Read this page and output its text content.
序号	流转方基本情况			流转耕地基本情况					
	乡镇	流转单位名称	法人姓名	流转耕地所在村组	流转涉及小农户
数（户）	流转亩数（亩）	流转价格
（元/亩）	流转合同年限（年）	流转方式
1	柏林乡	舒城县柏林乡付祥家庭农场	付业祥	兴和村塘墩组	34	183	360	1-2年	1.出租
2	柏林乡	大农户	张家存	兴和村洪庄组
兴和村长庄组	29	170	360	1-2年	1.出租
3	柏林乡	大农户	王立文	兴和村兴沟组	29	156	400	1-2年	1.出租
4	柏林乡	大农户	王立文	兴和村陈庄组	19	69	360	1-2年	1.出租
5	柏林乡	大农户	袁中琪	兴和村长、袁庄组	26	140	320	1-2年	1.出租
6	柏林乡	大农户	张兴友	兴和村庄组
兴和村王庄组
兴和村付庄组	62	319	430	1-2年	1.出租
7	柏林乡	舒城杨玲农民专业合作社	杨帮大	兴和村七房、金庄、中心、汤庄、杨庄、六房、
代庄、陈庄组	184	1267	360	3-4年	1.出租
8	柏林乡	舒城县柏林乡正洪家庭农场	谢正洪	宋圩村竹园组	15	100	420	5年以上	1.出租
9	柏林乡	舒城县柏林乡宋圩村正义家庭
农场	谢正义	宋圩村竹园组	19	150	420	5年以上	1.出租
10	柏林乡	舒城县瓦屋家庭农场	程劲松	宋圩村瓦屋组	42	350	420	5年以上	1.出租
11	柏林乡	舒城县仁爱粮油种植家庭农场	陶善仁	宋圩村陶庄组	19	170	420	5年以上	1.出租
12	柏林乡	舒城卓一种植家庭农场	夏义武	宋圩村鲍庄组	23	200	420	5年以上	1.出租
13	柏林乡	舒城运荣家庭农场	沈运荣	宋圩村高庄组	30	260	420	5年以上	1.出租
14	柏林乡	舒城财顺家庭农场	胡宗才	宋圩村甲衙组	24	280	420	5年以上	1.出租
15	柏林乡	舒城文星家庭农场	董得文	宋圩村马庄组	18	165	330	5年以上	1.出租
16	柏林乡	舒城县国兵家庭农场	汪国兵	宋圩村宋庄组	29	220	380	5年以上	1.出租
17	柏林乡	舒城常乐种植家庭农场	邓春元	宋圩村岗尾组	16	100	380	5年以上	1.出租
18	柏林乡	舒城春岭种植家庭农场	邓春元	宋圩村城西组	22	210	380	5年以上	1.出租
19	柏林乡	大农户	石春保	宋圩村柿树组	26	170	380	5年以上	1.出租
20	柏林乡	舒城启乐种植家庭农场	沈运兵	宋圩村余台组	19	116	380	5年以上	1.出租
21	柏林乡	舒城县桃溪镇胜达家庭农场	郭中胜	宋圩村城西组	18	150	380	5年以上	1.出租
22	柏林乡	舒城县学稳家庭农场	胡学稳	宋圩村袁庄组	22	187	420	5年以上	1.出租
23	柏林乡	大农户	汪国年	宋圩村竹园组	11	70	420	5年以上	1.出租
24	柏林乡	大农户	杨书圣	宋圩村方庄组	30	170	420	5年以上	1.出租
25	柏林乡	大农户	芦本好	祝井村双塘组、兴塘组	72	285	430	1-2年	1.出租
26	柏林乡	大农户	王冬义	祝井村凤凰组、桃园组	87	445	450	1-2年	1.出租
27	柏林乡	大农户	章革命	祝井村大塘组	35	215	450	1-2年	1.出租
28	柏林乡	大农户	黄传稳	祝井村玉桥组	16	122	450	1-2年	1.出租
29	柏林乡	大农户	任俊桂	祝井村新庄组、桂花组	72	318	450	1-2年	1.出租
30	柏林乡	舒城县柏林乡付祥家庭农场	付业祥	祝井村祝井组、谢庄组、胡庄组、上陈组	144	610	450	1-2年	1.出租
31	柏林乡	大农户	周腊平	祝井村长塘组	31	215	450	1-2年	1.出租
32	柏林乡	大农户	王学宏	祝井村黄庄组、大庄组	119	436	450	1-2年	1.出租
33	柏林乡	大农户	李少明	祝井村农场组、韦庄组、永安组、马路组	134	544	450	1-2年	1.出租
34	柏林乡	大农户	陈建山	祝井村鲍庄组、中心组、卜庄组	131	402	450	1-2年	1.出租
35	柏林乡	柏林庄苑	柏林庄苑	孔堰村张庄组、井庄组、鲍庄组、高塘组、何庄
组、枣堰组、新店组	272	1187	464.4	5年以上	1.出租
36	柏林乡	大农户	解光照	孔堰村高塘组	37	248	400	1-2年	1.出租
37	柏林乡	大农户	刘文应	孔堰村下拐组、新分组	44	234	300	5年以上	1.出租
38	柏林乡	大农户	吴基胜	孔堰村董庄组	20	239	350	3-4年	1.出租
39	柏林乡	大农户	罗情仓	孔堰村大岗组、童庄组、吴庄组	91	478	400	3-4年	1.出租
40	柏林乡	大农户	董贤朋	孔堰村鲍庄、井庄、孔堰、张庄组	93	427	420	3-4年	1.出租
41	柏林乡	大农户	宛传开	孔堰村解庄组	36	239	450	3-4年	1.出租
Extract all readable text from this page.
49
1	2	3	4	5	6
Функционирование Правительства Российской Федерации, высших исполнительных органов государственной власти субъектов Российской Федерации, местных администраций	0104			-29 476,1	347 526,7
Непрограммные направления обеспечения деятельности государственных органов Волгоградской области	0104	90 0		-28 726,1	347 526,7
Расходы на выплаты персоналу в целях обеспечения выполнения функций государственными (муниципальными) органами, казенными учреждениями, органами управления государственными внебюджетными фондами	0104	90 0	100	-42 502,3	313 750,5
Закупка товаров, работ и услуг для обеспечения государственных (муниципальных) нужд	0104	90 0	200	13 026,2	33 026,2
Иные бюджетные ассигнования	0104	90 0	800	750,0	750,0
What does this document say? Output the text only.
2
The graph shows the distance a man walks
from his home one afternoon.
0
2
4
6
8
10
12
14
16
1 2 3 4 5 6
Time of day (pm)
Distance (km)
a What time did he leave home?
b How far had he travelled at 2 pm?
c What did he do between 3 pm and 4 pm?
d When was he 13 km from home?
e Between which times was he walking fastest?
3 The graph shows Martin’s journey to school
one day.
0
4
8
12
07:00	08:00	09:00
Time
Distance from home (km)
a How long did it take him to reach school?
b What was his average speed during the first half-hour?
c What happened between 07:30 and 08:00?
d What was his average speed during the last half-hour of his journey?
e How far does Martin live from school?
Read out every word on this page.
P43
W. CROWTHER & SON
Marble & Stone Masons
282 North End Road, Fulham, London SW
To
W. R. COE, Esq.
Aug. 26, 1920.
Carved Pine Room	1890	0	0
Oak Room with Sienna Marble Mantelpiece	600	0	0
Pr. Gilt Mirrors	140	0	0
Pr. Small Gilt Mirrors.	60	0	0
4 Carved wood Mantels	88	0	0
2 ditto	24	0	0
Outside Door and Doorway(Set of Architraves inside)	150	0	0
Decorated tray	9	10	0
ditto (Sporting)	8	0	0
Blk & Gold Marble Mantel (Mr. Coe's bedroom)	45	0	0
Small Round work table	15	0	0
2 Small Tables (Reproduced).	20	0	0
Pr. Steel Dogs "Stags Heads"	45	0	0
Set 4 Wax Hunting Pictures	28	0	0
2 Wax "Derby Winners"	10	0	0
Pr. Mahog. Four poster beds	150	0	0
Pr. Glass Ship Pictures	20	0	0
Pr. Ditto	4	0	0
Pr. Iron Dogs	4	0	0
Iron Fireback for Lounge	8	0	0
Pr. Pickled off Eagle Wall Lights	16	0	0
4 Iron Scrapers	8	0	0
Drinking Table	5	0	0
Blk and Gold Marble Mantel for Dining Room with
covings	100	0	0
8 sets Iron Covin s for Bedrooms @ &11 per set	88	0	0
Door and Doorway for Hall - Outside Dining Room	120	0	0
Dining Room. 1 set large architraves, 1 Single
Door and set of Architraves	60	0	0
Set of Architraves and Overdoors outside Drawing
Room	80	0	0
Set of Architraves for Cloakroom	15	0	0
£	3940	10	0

== Prompt ==
Write the lines out exactly, from the one with "What does this" down to the last line of the listing, and leave out all others.

== Solution to the problem ==
What does this document say? Output the text only.
2
The graph shows the distance a man walks
from his home one afternoon.
0
2
4
6
8
10
12
14
16
1 2 3 4 5 6
Time of day (pm)
Distance (km)
a What time did he leave home?
b How far had he travelled at 2 pm?
c What did he do between 3 pm and 4 pm?
d When was he 13 km from home?
e Between which times was he walking fastest?
3 The graph shows Martin’s journey to school
one day.
0
4
8
12
07:00	08:00	09:00
Time
Distance from home (km)
a How long did it take him to reach school?
b What was his average speed during the first half-hour?
c What happened between 07:30 and 08:00?
d What was his average speed during the last half-hour of his journey?
e How far does Martin live from school?
Read out every word on this page.
P43
W. CROWTHER & SON
Marble & Stone Masons
282 North End Road, Fulham, London SW
To
W. R. COE, Esq.
Aug. 26, 1920.
Carved Pine Room	1890	0	0
Oak Room with Sienna Marble Mantelpiece	600	0	0
Pr. Gilt Mirrors	140	0	0
Pr. Small Gilt Mirrors.	60	0	0
4 Carved wood Mantels	88	0	0
2 ditto	24	0	0
Outside Door and Doorway(Set of Architraves inside)	150	0	0
Decorated tray	9	10	0
ditto (Sporting)	8	0	0
Blk & Gold Marble Mantel (Mr. Coe's bedroom)	45	0	0
Small Round work table	15	0	0
2 Small Tables (Reproduced).	20	0	0
Pr. Steel Dogs "Stags Heads"	45	0	0
Set 4 Wax Hunting Pictures	28	0	0
2 Wax "Derby Winners"	10	0	0
Pr. Mahog. Four poster beds	150	0	0
Pr. Glass Ship Pictures	20	0	0
Pr. Ditto	4	0	0
Pr. Iron Dogs	4	0	0
Iron Fireback for Lounge	8	0	0
Pr. Pickled off Eagle Wall Lights	16	0	0
4 Iron Scrapers	8	0	0
Drinking Table	5	0	0
Blk and Gold Marble Mantel for Dining Room with
covings	100	0	0
8 sets Iron Covin s for Bedrooms @ &11 per set	88	0	0
Door and Doorway for Hall - Outside Dining Room	120	0	0
Dining Room. 1 set large architraves, 1 Single
Door and set of Architraves	60	0	0
Set of Architraves and Overdoors outside Drawing
Room	80	0	0
Set of Architraves for Cloakroom	15	0	0
£	3940	10	0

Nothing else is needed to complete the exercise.